>> Begin Dataset entries

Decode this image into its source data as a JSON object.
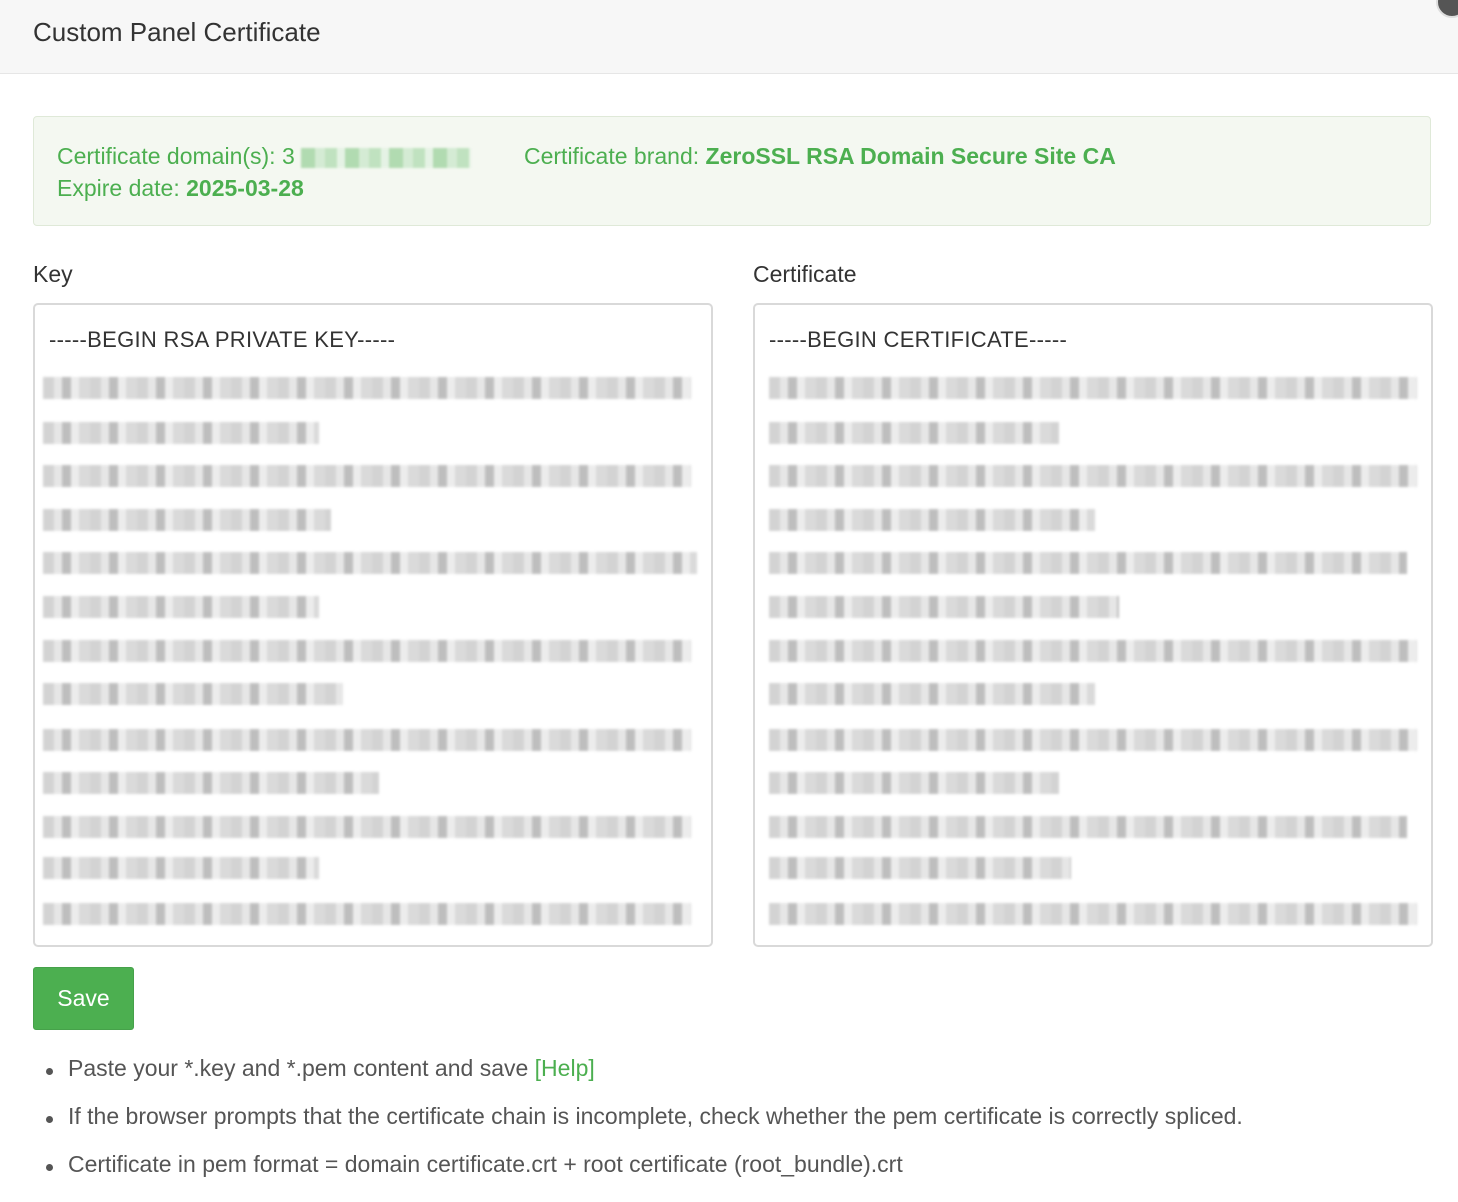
{
  "header": {
    "title": "Custom Panel Certificate"
  },
  "info": {
    "domain_label": "Certificate domain(s): ",
    "domain_visible_prefix": "3",
    "brand_label": "Certificate brand: ",
    "brand_value": "ZeroSSL RSA Domain Secure Site CA",
    "expire_label": "Expire date: ",
    "expire_value": "2025-03-28"
  },
  "key_field": {
    "label": "Key",
    "first_line": "-----BEGIN RSA PRIVATE KEY-----"
  },
  "cert_field": {
    "label": "Certificate",
    "first_line": "-----BEGIN CERTIFICATE-----"
  },
  "save_label": "Save",
  "notes": {
    "note1_text": "Paste your *.key and *.pem content and save ",
    "help_link": "[Help]",
    "note2": "If the browser prompts that the certificate chain is incomplete, check whether the pem certificate is correctly spliced.",
    "note3": "Certificate in pem format = domain certificate.crt + root certificate (root_bundle).crt"
  },
  "colors": {
    "accent": "#4caf50",
    "info_bg": "#f4f8f1",
    "header_bg": "#f7f7f7"
  }
}
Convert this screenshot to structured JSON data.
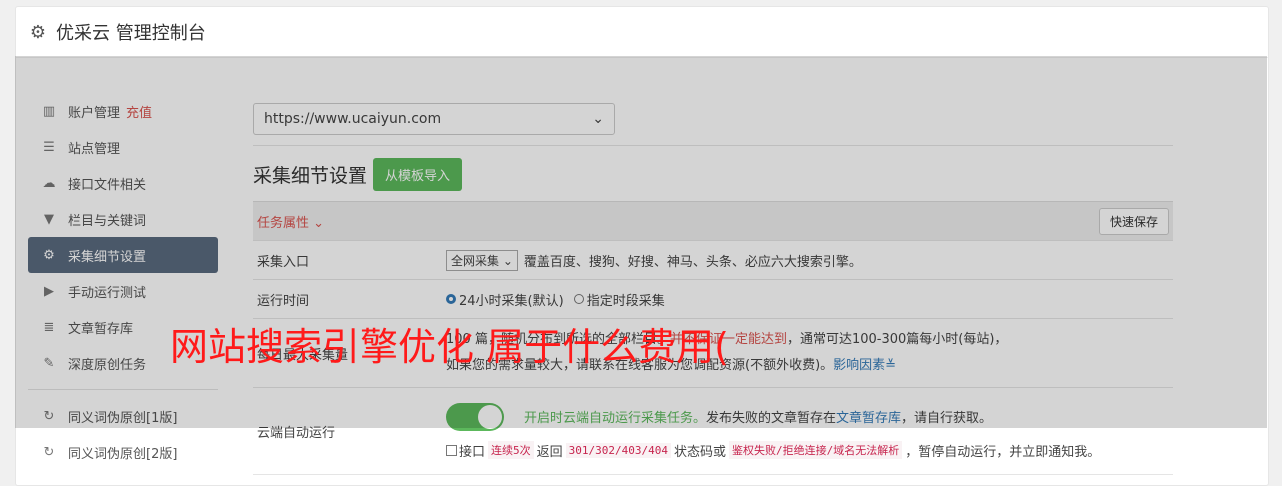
{
  "header": {
    "title": "优采云 管理控制台"
  },
  "sidebar": {
    "items": [
      {
        "label": "账户管理",
        "extra": "充值"
      },
      {
        "label": "站点管理"
      },
      {
        "label": "接口文件相关"
      },
      {
        "label": "栏目与关键词"
      },
      {
        "label": "采集细节设置"
      },
      {
        "label": "手动运行测试"
      },
      {
        "label": "文章暂存库"
      },
      {
        "label": "深度原创任务"
      },
      {
        "label": "同义词伪原创[1版]"
      },
      {
        "label": "同义词伪原创[2版]"
      }
    ]
  },
  "main": {
    "site_select": "https://www.ucaiyun.com",
    "section_title": "采集细节设置",
    "import_button": "从模板导入",
    "task_props": "任务属性",
    "quick_save": "快速保存",
    "rows": {
      "entry_label": "采集入口",
      "entry_select": "全网采集",
      "entry_desc": "覆盖百度、搜狗、好搜、神马、头条、必应六大搜索引擎。",
      "time_label": "运行时间",
      "time_opt1": "24小时采集(默认)",
      "time_opt2": "指定时段采集",
      "quota_label": "每日最大采集量",
      "quota_text1": "100 篇，随机分布到所选的全部栏目。",
      "quota_guarantee": "并不保证一定能达到",
      "quota_text2": "，通常可达100-300篇每小时(每站)，",
      "quota_text3": "如果您的需求量较大，请联系在线客服为您调配资源(不额外收费)。",
      "quota_link": "影响因素",
      "cloud_label": "云端自动运行",
      "cloud_green": "开启时云端自动运行采集任务。",
      "cloud_text": "发布失败的文章暂存在",
      "cloud_link": "文章暂存库",
      "cloud_text2": "，请自行获取。",
      "iface_text1": "接口",
      "iface_code1": "连续5次",
      "iface_text2": "返回",
      "iface_code2": "301/302/403/404",
      "iface_text3": "状态码或",
      "iface_code3": "鉴权失败/拒绝连接/域名无法解析",
      "iface_text4": "，暂停自动运行，并立即通知我。"
    }
  },
  "overlay_text": "网站搜索引擎优化 属于什么费用(",
  "colors": {
    "accent_green": "#5cb85c",
    "active_nav": "#5a6a7f",
    "watermark": "#ff1a1a"
  }
}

>> End Dataset entries

**Exercise:** Reproduce every line precisely as given, omitting all pictures.

**Exercise answer:**
Decode this image into its source data as a JSON object.
{
  "header": {
    "title": "Custom Panel Certificate"
  },
  "info": {
    "domain_label": "Certificate domain(s): ",
    "domain_visible_prefix": "3",
    "brand_label": "Certificate brand: ",
    "brand_value": "ZeroSSL RSA Domain Secure Site CA",
    "expire_label": "Expire date: ",
    "expire_value": "2025-03-28"
  },
  "key_field": {
    "label": "Key",
    "first_line": "-----BEGIN RSA PRIVATE KEY-----"
  },
  "cert_field": {
    "label": "Certificate",
    "first_line": "-----BEGIN CERTIFICATE-----"
  },
  "save_label": "Save",
  "notes": {
    "note1_text": "Paste your *.key and *.pem content and save ",
    "help_link": "[Help]",
    "note2": "If the browser prompts that the certificate chain is incomplete, check whether the pem certificate is correctly spliced.",
    "note3": "Certificate in pem format = domain certificate.crt + root certificate (root_bundle).crt"
  },
  "colors": {
    "accent": "#4caf50",
    "info_bg": "#f4f8f1",
    "header_bg": "#f7f7f7"
  }
}
Convert this screenshot to structured JSON data.
{
  "header": {
    "title": "优采云 管理控制台"
  },
  "sidebar": {
    "items": [
      {
        "label": "账户管理",
        "extra": "充值"
      },
      {
        "label": "站点管理"
      },
      {
        "label": "接口文件相关"
      },
      {
        "label": "栏目与关键词"
      },
      {
        "label": "采集细节设置"
      },
      {
        "label": "手动运行测试"
      },
      {
        "label": "文章暂存库"
      },
      {
        "label": "深度原创任务"
      },
      {
        "label": "同义词伪原创[1版]"
      },
      {
        "label": "同义词伪原创[2版]"
      }
    ]
  },
  "main": {
    "site_select": "https://www.ucaiyun.com",
    "section_title": "采集细节设置",
    "import_button": "从模板导入",
    "task_props": "任务属性",
    "quick_save": "快速保存",
    "rows": {
      "entry_label": "采集入口",
      "entry_select": "全网采集",
      "entry_desc": "覆盖百度、搜狗、好搜、神马、头条、必应六大搜索引擎。",
      "time_label": "运行时间",
      "time_opt1": "24小时采集(默认)",
      "time_opt2": "指定时段采集",
      "quota_label": "每日最大采集量",
      "quota_text1": "100 篇，随机分布到所选的全部栏目。",
      "quota_guarantee": "并不保证一定能达到",
      "quota_text2": "，通常可达100-300篇每小时(每站)，",
      "quota_text3": "如果您的需求量较大，请联系在线客服为您调配资源(不额外收费)。",
      "quota_link": "影响因素",
      "cloud_label": "云端自动运行",
      "cloud_green": "开启时云端自动运行采集任务。",
      "cloud_text": "发布失败的文章暂存在",
      "cloud_link": "文章暂存库",
      "cloud_text2": "，请自行获取。",
      "iface_text1": "接口",
      "iface_code1": "连续5次",
      "iface_text2": "返回",
      "iface_code2": "301/302/403/404",
      "iface_text3": "状态码或",
      "iface_code3": "鉴权失败/拒绝连接/域名无法解析",
      "iface_text4": "，暂停自动运行，并立即通知我。"
    }
  },
  "overlay_text": "网站搜索引擎优化 属于什么费用(",
  "colors": {
    "accent_green": "#5cb85c",
    "active_nav": "#5a6a7f",
    "watermark": "#ff1a1a"
  }
}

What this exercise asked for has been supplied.